-- start THE INPUT --

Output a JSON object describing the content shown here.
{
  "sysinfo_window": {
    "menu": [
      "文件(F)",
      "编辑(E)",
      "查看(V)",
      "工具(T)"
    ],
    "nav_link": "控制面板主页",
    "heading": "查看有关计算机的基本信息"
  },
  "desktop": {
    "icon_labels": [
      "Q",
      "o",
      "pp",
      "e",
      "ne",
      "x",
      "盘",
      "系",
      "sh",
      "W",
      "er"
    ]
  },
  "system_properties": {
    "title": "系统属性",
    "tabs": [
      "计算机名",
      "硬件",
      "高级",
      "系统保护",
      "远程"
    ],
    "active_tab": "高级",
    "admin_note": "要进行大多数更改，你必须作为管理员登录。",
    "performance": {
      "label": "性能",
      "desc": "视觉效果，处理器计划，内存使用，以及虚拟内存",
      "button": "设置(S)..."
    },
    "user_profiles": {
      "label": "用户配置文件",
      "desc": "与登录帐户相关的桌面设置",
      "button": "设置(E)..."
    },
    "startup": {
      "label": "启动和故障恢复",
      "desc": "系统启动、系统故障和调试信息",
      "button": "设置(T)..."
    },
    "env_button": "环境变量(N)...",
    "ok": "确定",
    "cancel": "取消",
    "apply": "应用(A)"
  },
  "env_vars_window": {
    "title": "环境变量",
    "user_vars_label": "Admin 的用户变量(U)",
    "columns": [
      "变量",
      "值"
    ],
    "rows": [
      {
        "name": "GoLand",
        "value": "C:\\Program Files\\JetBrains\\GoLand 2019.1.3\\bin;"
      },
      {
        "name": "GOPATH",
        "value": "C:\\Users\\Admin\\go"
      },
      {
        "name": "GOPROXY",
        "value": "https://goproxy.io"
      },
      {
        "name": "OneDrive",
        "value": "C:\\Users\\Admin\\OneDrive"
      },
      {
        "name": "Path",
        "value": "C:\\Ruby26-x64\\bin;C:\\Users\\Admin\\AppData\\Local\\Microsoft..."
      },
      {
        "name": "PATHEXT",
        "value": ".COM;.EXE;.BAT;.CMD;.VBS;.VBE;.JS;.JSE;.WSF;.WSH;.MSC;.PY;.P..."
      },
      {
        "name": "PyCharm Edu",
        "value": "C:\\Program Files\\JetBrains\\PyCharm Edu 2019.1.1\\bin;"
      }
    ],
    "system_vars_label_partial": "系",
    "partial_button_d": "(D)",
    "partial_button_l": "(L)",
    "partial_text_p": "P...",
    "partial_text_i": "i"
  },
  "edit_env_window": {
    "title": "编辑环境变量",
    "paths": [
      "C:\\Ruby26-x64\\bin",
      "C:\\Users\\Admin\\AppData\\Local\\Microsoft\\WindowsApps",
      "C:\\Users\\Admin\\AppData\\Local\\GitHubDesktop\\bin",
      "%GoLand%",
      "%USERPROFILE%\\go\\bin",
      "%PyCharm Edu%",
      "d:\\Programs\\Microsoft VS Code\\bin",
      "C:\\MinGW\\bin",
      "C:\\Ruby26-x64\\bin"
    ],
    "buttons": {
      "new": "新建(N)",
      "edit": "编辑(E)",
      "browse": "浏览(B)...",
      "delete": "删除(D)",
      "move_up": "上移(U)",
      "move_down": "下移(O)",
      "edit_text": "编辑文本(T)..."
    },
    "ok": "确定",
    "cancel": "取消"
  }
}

-- end THE INPUT --

**WORK TO COMPLETE:** Pick out each line in the material containing "Local".

**EXERCISE ANSWER:**
        "value": "C:\\Ruby26-x64\\bin;C:\\Users\\Admin\\AppData\\Local\\Microsoft..."
      "C:\\Users\\Admin\\AppData\\Local\\Microsoft\\WindowsApps",
      "C:\\Users\\Admin\\AppData\\Local\\GitHubDesktop\\bin",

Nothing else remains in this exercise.